**Exercise instructions**
Search the material for the string "time", then return every line where it is found.

------

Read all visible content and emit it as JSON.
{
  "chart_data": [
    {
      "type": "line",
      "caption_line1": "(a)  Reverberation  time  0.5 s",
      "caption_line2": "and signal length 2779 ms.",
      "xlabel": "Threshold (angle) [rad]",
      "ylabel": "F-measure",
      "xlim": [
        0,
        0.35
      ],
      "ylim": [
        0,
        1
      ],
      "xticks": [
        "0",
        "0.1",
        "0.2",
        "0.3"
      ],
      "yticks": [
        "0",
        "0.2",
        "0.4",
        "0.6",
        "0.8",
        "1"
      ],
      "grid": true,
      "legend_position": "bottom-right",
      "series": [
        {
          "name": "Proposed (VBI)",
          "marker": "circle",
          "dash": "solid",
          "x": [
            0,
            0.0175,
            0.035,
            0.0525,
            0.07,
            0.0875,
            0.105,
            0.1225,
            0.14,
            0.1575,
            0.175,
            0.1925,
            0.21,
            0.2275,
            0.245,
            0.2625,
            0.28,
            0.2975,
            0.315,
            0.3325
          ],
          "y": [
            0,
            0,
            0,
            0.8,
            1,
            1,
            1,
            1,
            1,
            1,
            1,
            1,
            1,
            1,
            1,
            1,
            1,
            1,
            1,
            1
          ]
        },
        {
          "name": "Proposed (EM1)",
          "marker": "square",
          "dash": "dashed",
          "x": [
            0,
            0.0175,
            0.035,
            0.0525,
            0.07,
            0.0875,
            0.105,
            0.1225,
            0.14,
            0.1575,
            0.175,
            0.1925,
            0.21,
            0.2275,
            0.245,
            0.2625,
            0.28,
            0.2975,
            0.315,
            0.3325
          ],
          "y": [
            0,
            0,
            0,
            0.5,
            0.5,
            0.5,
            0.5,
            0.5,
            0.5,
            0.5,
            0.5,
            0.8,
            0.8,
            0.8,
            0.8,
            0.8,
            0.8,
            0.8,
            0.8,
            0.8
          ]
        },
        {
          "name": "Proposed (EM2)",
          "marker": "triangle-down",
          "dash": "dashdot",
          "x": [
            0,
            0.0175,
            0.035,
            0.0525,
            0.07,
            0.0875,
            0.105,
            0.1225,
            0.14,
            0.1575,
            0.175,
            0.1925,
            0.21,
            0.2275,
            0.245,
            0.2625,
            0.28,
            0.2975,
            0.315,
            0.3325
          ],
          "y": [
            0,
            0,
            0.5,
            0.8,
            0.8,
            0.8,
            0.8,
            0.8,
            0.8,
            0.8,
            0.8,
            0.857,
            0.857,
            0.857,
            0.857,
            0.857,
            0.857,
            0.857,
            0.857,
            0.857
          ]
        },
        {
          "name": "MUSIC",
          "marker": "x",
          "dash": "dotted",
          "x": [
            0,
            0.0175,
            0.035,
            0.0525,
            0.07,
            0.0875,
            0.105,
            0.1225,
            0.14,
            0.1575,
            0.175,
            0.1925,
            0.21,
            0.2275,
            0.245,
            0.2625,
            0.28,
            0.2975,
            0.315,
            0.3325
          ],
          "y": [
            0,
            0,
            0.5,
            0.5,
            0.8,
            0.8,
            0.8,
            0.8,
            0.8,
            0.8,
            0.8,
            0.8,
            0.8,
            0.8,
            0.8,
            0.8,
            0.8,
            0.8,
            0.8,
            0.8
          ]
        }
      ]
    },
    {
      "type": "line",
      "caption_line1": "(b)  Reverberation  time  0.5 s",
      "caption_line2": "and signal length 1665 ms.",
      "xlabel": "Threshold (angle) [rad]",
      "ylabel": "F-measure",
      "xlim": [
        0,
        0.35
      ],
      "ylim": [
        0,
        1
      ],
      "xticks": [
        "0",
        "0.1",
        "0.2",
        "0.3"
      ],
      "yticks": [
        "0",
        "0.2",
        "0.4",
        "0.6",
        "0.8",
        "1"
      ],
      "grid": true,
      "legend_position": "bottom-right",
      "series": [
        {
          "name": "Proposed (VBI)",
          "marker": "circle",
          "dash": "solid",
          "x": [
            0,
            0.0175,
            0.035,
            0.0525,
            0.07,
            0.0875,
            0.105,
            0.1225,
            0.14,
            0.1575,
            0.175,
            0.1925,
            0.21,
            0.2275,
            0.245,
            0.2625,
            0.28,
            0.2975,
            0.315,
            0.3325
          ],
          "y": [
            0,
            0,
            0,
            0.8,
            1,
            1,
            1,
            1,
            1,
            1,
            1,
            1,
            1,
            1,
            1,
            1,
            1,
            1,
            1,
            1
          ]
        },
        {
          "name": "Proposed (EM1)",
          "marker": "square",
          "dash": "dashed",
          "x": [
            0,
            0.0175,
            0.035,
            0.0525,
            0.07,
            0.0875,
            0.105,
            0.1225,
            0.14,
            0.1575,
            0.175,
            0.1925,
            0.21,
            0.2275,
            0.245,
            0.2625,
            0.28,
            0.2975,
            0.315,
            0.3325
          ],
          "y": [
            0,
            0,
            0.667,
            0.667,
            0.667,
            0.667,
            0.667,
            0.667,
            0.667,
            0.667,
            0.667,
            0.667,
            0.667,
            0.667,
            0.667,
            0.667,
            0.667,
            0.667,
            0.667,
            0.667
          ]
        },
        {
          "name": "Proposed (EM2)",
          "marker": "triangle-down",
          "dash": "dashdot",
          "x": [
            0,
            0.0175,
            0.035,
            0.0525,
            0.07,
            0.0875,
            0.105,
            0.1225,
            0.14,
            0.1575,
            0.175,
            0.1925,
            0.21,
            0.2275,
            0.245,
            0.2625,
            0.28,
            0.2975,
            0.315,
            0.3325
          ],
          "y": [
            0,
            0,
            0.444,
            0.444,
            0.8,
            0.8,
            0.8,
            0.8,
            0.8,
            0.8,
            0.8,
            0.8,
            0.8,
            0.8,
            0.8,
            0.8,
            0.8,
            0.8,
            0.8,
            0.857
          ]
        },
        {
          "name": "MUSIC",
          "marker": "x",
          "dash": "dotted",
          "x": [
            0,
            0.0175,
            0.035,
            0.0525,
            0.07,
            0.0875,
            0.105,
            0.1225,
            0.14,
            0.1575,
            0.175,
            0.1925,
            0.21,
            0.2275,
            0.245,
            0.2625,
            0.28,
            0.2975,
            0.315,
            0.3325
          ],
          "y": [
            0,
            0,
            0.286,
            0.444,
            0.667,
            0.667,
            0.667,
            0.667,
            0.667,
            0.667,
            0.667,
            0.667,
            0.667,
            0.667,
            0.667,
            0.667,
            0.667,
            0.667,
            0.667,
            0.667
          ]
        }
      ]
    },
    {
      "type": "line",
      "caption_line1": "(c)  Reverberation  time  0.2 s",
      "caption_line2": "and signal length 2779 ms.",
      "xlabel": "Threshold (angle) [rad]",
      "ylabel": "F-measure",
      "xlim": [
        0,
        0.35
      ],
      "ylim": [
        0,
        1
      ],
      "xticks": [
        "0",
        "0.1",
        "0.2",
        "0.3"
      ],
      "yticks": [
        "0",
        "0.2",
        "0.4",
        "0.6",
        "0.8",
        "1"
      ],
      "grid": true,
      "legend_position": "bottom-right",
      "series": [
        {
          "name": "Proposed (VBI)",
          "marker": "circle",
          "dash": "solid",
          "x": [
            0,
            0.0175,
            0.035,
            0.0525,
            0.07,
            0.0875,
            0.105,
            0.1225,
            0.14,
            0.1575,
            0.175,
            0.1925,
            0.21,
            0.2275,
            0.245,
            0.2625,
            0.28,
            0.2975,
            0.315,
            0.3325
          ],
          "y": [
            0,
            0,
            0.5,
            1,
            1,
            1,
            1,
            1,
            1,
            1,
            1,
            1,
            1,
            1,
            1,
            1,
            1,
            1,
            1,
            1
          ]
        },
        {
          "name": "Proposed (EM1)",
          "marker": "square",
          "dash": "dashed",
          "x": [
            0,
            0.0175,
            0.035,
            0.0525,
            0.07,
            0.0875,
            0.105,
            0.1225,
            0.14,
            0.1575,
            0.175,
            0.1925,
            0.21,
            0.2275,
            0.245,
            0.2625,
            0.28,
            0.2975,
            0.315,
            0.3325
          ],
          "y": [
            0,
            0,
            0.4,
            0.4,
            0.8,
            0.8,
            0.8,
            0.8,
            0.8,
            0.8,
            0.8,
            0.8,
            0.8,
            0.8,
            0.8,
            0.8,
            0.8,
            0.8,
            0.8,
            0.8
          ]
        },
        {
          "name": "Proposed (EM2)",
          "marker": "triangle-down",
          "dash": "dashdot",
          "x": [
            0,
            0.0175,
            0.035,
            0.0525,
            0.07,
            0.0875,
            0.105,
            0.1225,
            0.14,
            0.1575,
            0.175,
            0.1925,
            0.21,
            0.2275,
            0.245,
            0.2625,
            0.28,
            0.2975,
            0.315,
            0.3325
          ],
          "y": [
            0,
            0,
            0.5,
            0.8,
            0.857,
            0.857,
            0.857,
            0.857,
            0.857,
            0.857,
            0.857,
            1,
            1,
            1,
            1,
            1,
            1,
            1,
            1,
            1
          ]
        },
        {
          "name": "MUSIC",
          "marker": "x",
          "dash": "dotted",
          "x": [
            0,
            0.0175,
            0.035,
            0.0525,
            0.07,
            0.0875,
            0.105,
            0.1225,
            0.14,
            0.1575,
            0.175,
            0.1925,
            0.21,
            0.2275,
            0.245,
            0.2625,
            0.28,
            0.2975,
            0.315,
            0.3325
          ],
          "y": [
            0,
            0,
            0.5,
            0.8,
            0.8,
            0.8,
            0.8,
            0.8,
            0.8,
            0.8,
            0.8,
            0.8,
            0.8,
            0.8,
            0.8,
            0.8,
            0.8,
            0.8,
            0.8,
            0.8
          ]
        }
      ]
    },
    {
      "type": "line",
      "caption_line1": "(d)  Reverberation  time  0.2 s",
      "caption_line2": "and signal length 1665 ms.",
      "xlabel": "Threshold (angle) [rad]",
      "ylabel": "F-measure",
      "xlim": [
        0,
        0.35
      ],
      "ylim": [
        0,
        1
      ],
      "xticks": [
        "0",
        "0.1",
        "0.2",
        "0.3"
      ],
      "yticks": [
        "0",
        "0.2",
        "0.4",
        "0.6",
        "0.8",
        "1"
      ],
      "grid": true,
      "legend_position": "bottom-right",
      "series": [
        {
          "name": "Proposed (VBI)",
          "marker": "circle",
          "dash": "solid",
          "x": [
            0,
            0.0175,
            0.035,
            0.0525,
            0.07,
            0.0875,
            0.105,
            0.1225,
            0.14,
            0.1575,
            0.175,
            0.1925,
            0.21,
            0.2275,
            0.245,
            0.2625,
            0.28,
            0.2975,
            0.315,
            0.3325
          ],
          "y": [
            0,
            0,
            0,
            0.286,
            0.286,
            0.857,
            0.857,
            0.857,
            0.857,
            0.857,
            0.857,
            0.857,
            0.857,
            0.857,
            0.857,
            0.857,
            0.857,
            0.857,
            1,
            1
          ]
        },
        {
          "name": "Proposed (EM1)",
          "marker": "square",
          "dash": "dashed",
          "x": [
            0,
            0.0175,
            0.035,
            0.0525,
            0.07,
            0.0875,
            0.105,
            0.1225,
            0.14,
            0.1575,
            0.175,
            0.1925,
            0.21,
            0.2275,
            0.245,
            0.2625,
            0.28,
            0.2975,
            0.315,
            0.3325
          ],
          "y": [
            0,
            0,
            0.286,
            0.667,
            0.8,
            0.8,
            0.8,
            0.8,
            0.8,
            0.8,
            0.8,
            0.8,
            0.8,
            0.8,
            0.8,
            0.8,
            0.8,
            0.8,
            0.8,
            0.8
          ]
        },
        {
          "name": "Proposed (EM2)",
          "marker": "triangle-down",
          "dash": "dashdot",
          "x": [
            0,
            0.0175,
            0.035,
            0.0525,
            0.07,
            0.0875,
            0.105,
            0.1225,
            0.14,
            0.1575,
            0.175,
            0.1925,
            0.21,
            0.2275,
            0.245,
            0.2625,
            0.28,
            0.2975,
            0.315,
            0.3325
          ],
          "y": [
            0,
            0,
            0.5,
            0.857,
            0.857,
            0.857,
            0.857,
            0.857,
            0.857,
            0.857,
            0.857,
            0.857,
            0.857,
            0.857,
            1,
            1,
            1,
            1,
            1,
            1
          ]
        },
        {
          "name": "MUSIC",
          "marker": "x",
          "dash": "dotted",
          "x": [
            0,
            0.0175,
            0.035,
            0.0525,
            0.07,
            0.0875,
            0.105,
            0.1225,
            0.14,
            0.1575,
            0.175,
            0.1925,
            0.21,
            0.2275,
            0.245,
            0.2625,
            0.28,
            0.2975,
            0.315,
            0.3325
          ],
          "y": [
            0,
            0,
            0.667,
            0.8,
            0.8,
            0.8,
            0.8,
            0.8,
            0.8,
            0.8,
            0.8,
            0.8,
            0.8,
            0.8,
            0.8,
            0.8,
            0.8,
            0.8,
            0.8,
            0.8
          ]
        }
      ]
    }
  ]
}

------

**Result below**
      "caption_line1": "(a)  Reverberation  time  0.5 s",
      "caption_line1": "(b)  Reverberation  time  0.5 s",
      "caption_line1": "(c)  Reverberation  time  0.2 s",
      "caption_line1": "(d)  Reverberation  time  0.2 s",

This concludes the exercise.